— INSTRUCTIONS FOR THE TASK —
Extract, verbatim, all lines starting at the one containing "Transcribe this image's" and ending with the final line of the listing, and no others.

□ □ □

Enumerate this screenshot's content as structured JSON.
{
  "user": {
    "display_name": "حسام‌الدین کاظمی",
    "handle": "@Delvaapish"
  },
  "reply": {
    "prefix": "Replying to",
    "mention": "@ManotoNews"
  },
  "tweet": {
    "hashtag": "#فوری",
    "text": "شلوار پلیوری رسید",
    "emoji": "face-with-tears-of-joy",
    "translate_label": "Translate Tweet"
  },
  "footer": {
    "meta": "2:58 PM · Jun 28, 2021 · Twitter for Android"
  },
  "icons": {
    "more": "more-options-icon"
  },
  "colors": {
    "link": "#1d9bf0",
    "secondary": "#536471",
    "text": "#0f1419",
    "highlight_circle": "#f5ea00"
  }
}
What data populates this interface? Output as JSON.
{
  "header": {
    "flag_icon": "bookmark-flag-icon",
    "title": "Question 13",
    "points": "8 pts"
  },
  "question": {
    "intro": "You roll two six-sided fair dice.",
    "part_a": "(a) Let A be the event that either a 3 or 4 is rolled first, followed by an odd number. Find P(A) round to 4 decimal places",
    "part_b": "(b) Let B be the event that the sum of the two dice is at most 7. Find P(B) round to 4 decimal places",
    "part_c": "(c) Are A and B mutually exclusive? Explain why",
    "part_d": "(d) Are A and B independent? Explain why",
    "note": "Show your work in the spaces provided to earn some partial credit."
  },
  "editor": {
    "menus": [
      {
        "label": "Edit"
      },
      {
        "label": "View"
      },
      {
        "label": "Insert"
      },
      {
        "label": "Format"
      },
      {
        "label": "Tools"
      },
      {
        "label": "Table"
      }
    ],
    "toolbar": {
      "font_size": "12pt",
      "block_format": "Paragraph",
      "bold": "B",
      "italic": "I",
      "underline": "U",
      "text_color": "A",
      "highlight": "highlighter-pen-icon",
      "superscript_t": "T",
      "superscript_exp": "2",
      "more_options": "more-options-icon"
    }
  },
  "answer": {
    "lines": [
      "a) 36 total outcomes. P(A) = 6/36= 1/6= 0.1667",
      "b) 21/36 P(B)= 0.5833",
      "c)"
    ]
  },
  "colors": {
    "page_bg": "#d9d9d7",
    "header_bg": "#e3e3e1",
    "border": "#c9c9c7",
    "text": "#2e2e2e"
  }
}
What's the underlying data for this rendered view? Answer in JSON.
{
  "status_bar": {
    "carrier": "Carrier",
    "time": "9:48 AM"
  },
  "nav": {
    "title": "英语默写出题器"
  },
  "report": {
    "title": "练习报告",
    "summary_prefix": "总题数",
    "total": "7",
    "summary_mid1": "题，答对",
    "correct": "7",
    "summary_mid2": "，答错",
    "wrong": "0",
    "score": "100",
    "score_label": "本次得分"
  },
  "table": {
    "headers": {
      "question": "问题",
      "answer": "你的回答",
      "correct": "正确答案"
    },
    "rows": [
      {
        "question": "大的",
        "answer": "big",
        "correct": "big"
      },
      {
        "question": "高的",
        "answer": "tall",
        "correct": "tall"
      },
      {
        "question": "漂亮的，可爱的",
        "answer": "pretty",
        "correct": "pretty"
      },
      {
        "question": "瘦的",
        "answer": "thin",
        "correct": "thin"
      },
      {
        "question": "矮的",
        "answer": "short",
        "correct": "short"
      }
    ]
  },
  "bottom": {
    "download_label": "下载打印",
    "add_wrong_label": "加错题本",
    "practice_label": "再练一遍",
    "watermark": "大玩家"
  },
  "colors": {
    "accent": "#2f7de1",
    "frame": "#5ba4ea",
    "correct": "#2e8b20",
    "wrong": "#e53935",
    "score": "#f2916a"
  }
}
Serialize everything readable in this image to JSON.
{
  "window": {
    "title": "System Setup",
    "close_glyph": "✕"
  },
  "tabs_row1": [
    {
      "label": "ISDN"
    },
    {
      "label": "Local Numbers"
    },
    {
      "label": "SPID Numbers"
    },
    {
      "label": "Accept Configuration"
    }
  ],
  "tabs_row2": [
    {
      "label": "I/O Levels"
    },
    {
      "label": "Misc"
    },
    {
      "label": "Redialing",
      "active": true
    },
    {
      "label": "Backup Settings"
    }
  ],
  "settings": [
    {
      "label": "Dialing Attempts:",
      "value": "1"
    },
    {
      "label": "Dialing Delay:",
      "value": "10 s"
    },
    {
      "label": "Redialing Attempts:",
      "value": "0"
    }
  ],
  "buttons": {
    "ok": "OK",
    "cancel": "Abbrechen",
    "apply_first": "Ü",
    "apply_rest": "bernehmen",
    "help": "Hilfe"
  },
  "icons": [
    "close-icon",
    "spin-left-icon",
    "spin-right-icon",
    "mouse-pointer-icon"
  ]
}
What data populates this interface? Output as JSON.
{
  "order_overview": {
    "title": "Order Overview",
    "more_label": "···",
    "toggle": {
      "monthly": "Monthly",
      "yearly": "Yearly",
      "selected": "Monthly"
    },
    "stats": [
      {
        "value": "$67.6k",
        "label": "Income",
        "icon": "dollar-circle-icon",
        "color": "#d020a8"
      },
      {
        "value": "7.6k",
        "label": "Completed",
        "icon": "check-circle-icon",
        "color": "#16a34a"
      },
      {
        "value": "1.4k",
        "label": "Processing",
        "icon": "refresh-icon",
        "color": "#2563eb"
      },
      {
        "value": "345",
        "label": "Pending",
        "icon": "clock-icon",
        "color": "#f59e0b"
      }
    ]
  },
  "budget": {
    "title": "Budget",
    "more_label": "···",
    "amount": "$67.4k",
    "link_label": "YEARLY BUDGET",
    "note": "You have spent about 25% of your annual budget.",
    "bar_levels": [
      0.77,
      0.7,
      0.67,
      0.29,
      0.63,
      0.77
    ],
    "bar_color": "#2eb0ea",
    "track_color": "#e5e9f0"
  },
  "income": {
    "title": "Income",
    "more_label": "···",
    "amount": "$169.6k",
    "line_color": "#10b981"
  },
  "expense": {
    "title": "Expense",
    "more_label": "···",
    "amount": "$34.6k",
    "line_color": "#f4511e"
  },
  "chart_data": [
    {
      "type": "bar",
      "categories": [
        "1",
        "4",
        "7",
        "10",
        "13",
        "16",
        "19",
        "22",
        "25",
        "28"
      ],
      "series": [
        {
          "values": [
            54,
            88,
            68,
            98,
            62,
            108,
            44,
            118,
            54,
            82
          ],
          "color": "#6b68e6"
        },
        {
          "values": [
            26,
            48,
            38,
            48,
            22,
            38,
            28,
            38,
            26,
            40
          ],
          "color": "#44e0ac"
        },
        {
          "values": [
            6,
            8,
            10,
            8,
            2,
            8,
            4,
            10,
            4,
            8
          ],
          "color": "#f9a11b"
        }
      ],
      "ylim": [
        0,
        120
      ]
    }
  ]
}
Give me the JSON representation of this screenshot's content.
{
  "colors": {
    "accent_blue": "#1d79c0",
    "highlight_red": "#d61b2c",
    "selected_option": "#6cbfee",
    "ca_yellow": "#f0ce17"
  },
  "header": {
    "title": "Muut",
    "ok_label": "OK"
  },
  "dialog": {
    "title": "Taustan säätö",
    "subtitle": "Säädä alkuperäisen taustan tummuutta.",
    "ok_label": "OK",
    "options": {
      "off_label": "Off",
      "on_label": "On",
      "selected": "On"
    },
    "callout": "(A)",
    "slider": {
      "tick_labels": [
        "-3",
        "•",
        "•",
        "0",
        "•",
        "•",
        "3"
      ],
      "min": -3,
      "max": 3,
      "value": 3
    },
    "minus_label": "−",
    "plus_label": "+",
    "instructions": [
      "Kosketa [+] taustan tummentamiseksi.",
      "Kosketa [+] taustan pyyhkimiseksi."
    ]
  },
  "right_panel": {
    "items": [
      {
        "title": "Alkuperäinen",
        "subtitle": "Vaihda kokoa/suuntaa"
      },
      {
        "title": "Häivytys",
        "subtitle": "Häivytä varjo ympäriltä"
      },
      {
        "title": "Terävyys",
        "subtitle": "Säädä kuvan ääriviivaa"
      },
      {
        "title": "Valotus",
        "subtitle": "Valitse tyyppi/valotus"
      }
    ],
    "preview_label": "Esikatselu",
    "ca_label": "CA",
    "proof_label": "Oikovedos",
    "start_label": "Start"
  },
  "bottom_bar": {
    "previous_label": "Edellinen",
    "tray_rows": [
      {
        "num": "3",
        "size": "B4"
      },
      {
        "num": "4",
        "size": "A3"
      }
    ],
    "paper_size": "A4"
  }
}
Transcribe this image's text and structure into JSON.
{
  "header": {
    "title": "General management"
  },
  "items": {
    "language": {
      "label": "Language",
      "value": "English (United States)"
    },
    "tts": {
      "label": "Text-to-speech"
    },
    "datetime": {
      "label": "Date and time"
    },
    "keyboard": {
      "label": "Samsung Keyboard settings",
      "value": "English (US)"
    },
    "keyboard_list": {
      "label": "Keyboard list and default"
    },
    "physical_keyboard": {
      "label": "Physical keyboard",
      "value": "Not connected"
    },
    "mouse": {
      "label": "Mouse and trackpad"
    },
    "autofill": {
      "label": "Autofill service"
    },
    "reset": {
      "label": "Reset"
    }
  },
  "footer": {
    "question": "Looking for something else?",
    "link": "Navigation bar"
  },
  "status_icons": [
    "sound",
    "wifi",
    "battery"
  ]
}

□ □ □

— TASK OUTPUT —
Transcribe this image's text and structure into JSON.
{
  "header": {
    "title": "General management"
  },
  "items": {
    "language": {
      "label": "Language",
      "value": "English (United States)"
    },
    "tts": {
      "label": "Text-to-speech"
    },
    "datetime": {
      "label": "Date and time"
    },
    "keyboard": {
      "label": "Samsung Keyboard settings",
      "value": "English (US)"
    },
    "keyboard_list": {
      "label": "Keyboard list and default"
    },
    "physical_keyboard": {
      "label": "Physical keyboard",
      "value": "Not connected"
    },
    "mouse": {
      "label": "Mouse and trackpad"
    },
    "autofill": {
      "label": "Autofill service"
    },
    "reset": {
      "label": "Reset"
    }
  },
  "footer": {
    "question": "Looking for something else?",
    "link": "Navigation bar"
  },
  "status_icons": [
    "sound",
    "wifi",
    "battery"
  ]
}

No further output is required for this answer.